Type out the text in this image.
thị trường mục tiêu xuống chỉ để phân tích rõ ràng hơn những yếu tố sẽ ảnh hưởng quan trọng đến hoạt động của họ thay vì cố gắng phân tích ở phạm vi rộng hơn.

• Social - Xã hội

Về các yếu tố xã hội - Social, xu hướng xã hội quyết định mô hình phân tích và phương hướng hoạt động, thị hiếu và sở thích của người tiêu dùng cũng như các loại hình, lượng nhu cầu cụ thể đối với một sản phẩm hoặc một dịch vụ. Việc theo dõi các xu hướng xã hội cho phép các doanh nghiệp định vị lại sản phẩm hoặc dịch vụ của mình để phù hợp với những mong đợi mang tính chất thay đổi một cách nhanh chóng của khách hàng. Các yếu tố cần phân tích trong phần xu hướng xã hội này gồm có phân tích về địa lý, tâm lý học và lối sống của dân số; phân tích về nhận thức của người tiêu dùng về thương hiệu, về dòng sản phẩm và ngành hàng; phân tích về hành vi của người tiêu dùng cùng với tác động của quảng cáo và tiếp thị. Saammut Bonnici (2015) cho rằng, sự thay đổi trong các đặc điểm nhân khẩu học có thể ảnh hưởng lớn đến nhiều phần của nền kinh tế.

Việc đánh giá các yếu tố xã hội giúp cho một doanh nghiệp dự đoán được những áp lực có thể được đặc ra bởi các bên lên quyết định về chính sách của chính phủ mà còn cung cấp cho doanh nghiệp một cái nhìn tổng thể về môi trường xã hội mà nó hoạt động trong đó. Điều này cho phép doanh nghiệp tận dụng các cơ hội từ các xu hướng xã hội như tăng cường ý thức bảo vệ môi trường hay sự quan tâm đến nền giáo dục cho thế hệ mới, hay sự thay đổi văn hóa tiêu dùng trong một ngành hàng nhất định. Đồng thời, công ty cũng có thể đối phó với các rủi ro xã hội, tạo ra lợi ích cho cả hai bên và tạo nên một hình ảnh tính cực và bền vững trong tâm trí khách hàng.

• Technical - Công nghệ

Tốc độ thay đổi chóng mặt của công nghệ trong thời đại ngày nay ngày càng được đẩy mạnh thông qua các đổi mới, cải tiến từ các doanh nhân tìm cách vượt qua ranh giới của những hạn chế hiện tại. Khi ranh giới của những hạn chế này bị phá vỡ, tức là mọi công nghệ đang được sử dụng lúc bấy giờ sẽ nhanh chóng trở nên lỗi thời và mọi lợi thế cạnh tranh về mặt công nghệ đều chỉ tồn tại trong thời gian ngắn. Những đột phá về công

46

__Problem details__
Identify all lines where the word "nghệ" shows up. Copy them.

__Response to the task__
• Technical - Công nghệ
Tốc độ thay đổi chóng mặt của công nghệ trong thời đại ngày nay ngày càng được đẩy mạnh thông qua các đổi mới, cải tiến từ các doanh nhân tìm cách vượt qua ranh giới của những hạn chế hiện tại. Khi ranh giới của những hạn chế này bị phá vỡ, tức là mọi công nghệ đang được sử dụng lúc bấy giờ sẽ nhanh chóng trở nên lỗi thời và mọi lợi thế cạnh tranh về mặt công nghệ đều chỉ tồn tại trong thời gian ngắn. Những đột phá về công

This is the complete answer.